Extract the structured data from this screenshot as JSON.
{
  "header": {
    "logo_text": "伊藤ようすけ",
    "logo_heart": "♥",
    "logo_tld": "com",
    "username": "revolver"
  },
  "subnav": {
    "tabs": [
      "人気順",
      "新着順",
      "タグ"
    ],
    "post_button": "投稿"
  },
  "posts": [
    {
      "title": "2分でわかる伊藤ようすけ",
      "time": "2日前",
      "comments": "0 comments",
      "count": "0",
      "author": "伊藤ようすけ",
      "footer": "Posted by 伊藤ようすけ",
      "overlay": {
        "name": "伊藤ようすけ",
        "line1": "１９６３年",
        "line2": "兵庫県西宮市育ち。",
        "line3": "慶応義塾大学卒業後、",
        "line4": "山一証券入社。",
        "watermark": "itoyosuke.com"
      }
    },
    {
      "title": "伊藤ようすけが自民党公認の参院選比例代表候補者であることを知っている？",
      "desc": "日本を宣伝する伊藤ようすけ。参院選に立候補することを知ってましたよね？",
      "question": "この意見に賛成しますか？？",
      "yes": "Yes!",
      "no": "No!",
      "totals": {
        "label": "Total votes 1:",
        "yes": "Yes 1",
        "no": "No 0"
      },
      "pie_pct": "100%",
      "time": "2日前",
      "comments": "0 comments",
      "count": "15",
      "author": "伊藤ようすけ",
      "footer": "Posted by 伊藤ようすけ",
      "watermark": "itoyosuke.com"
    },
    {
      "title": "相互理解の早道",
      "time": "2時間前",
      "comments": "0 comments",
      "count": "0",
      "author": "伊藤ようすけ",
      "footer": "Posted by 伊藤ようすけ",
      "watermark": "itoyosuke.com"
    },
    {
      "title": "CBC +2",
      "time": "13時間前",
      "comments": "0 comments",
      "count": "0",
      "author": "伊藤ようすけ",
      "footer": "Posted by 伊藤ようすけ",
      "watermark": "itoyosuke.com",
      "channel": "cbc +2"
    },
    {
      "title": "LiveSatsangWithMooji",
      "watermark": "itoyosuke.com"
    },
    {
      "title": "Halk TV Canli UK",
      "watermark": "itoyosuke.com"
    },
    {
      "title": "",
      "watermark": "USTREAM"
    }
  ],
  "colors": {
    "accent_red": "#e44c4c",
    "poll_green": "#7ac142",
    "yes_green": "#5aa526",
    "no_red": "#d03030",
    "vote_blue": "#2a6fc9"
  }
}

Task instructions |
All of the records must be repeated exactly.

Result |
Extract the structured data from this screenshot as JSON.
{
  "header": {
    "logo_text": "伊藤ようすけ",
    "logo_heart": "♥",
    "logo_tld": "com",
    "username": "revolver"
  },
  "subnav": {
    "tabs": [
      "人気順",
      "新着順",
      "タグ"
    ],
    "post_button": "投稿"
  },
  "posts": [
    {
      "title": "2分でわかる伊藤ようすけ",
      "time": "2日前",
      "comments": "0 comments",
      "count": "0",
      "author": "伊藤ようすけ",
      "footer": "Posted by 伊藤ようすけ",
      "overlay": {
        "name": "伊藤ようすけ",
        "line1": "１９６３年",
        "line2": "兵庫県西宮市育ち。",
        "line3": "慶応義塾大学卒業後、",
        "line4": "山一証券入社。",
        "watermark": "itoyosuke.com"
      }
    },
    {
      "title": "伊藤ようすけが自民党公認の参院選比例代表候補者であることを知っている？",
      "desc": "日本を宣伝する伊藤ようすけ。参院選に立候補することを知ってましたよね？",
      "question": "この意見に賛成しますか？？",
      "yes": "Yes!",
      "no": "No!",
      "totals": {
        "label": "Total votes 1:",
        "yes": "Yes 1",
        "no": "No 0"
      },
      "pie_pct": "100%",
      "time": "2日前",
      "comments": "0 comments",
      "count": "15",
      "author": "伊藤ようすけ",
      "footer": "Posted by 伊藤ようすけ",
      "watermark": "itoyosuke.com"
    },
    {
      "title": "相互理解の早道",
      "time": "2時間前",
      "comments": "0 comments",
      "count": "0",
      "author": "伊藤ようすけ",
      "footer": "Posted by 伊藤ようすけ",
      "watermark": "itoyosuke.com"
    },
    {
      "title": "CBC +2",
      "time": "13時間前",
      "comments": "0 comments",
      "count": "0",
      "author": "伊藤ようすけ",
      "footer": "Posted by 伊藤ようすけ",
      "watermark": "itoyosuke.com",
      "channel": "cbc +2"
    },
    {
      "title": "LiveSatsangWithMooji",
      "watermark": "itoyosuke.com"
    },
    {
      "title": "Halk TV Canli UK",
      "watermark": "itoyosuke.com"
    },
    {
      "title": "",
      "watermark": "USTREAM"
    }
  ],
  "colors": {
    "accent_red": "#e44c4c",
    "poll_green": "#7ac142",
    "yes_green": "#5aa526",
    "no_red": "#d03030",
    "vote_blue": "#2a6fc9"
  }
}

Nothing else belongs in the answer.